(Task instructions):
Review the material line by line. Identify and copy every line that contains the string "Detection".

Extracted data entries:
++++

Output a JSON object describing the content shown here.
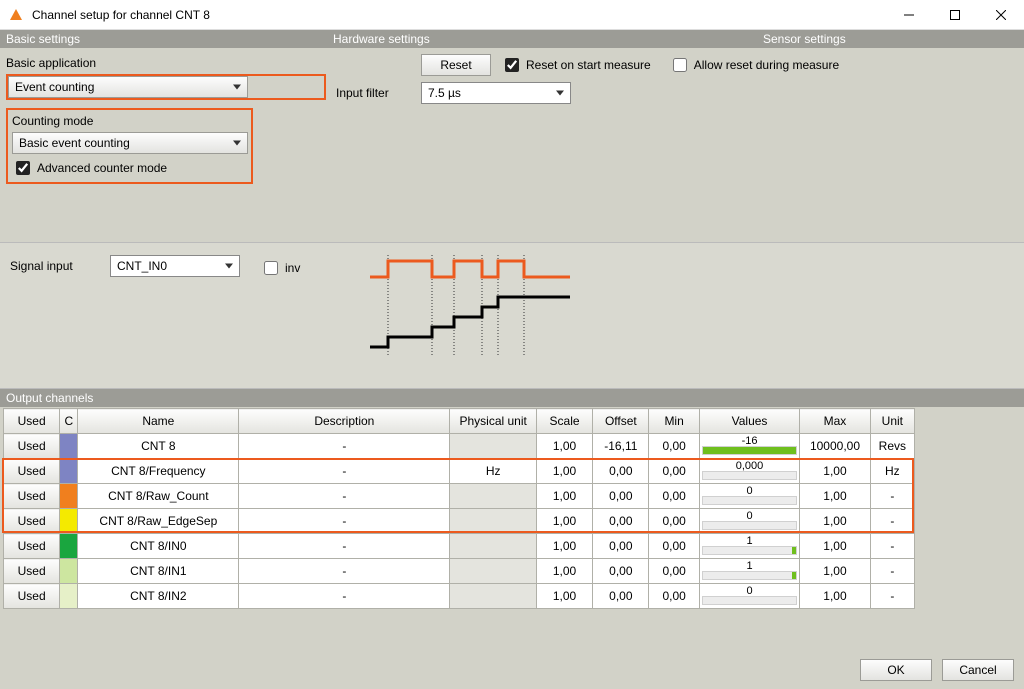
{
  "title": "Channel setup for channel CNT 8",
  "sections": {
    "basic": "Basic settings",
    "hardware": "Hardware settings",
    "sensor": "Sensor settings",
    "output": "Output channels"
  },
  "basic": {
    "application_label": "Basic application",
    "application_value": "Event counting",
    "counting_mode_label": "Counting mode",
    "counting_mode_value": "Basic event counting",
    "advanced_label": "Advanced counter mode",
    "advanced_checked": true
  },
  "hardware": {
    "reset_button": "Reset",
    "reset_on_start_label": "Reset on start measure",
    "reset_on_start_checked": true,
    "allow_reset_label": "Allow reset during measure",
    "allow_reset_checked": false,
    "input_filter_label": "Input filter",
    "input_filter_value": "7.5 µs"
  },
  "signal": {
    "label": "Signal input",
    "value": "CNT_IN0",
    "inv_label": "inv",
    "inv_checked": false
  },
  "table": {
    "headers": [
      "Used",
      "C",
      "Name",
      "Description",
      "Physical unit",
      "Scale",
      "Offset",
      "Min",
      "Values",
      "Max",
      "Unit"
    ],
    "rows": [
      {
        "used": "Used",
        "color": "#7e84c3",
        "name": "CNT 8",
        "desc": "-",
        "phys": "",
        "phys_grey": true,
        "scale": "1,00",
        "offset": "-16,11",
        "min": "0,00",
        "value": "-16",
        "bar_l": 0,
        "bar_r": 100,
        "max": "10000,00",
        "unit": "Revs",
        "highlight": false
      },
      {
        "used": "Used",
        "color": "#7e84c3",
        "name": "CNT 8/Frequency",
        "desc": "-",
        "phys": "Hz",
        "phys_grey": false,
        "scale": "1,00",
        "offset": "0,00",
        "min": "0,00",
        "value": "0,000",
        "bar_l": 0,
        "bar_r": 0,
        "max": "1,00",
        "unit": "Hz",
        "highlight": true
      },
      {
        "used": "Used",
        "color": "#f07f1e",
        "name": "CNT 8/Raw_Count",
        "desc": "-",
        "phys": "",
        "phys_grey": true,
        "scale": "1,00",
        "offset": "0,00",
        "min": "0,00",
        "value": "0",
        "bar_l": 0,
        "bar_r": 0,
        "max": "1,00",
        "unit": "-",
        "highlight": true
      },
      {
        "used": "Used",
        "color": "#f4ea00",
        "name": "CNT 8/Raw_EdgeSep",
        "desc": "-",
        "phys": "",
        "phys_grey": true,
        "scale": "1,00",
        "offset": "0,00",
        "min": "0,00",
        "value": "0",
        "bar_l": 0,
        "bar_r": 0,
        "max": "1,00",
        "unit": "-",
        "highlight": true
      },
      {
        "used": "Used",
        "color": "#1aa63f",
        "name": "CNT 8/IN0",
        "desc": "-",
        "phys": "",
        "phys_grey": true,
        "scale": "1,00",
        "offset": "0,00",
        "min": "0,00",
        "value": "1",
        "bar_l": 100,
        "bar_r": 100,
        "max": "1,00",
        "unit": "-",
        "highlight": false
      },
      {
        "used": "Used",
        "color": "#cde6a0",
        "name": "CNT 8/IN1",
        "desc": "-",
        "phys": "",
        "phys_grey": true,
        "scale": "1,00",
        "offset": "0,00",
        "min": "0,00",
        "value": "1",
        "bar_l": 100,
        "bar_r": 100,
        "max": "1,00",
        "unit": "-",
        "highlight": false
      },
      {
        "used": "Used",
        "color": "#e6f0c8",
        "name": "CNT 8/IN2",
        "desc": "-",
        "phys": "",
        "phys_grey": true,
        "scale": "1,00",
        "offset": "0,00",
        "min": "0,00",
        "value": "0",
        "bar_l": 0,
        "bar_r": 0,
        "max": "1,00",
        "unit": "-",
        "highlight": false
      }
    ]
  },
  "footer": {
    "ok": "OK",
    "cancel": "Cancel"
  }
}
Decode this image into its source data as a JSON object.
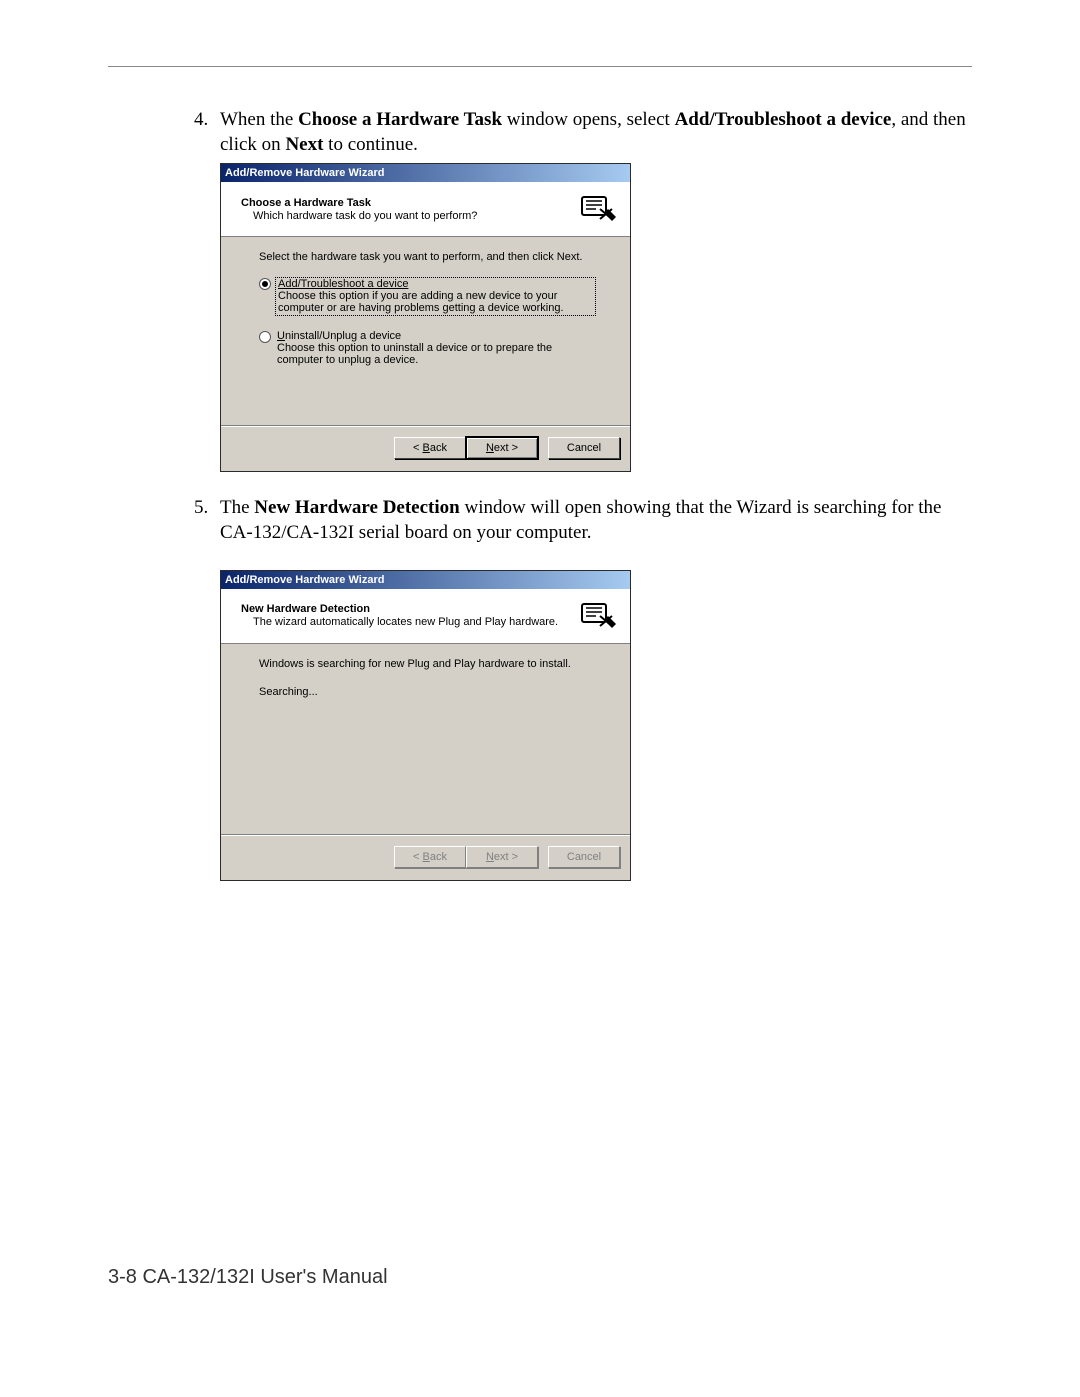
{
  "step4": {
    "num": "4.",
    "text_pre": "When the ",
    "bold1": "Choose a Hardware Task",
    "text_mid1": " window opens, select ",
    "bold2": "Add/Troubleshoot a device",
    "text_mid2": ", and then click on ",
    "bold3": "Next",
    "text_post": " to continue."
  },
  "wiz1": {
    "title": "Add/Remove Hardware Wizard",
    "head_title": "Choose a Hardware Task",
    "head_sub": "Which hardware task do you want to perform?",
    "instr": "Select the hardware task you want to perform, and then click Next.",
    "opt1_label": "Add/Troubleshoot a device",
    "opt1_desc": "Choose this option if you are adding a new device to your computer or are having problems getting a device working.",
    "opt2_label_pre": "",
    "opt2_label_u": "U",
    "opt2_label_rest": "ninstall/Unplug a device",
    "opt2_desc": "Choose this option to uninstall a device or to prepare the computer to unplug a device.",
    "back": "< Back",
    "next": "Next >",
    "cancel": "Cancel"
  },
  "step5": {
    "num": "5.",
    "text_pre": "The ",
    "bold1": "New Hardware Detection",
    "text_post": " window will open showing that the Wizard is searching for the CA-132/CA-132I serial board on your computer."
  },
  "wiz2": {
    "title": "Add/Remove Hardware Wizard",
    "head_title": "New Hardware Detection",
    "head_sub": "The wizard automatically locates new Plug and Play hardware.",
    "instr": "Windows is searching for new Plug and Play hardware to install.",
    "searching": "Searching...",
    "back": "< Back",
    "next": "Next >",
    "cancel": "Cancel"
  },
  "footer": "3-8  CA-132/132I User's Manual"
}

++++

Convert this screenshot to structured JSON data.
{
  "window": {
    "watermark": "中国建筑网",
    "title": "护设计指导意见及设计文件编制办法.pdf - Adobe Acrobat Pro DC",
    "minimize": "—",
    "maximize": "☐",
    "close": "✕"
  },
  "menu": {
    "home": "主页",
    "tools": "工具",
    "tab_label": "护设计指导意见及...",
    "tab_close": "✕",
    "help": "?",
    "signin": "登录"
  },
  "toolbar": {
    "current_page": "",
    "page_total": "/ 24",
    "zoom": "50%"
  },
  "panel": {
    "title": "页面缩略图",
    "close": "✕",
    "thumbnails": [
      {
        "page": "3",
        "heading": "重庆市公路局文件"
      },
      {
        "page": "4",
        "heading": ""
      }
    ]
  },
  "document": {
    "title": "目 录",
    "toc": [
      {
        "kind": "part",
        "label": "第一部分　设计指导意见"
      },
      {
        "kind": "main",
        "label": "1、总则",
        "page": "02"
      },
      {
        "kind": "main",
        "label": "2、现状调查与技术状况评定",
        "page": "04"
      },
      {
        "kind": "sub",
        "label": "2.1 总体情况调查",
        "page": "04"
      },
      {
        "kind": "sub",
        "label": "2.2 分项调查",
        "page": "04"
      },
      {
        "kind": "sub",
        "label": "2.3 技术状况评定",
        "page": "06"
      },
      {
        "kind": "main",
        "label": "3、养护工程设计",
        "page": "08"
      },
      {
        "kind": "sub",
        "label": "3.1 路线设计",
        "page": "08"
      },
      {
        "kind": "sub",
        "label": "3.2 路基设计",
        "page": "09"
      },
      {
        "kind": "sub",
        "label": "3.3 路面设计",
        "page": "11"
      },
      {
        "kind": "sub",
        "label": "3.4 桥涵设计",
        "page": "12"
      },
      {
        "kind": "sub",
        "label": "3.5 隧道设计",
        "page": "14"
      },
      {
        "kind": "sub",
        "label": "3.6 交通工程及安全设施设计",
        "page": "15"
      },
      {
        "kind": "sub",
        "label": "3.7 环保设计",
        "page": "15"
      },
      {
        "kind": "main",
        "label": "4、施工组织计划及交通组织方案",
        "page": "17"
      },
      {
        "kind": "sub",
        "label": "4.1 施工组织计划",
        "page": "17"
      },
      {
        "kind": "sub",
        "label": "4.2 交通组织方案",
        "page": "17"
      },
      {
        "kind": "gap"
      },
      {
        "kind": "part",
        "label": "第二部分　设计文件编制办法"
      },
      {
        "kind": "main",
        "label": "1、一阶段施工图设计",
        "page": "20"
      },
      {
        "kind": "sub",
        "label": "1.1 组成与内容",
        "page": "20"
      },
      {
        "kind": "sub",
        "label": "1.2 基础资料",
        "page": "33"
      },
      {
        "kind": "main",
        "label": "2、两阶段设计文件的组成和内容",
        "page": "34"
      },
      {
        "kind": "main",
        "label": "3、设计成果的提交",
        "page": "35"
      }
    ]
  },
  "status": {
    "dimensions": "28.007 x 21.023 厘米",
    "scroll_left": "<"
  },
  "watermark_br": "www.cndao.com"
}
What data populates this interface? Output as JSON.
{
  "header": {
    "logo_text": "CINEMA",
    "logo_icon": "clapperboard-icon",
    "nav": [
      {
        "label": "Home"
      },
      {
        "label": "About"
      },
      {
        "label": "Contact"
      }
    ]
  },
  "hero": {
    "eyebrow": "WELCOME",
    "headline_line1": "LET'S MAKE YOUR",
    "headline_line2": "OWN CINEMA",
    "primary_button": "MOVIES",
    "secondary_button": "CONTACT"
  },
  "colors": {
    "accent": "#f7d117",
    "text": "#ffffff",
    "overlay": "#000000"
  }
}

++++

(Answer to the problem):
    "bold1": "New Hardware Detection",
    "head_title": "New Hardware Detection",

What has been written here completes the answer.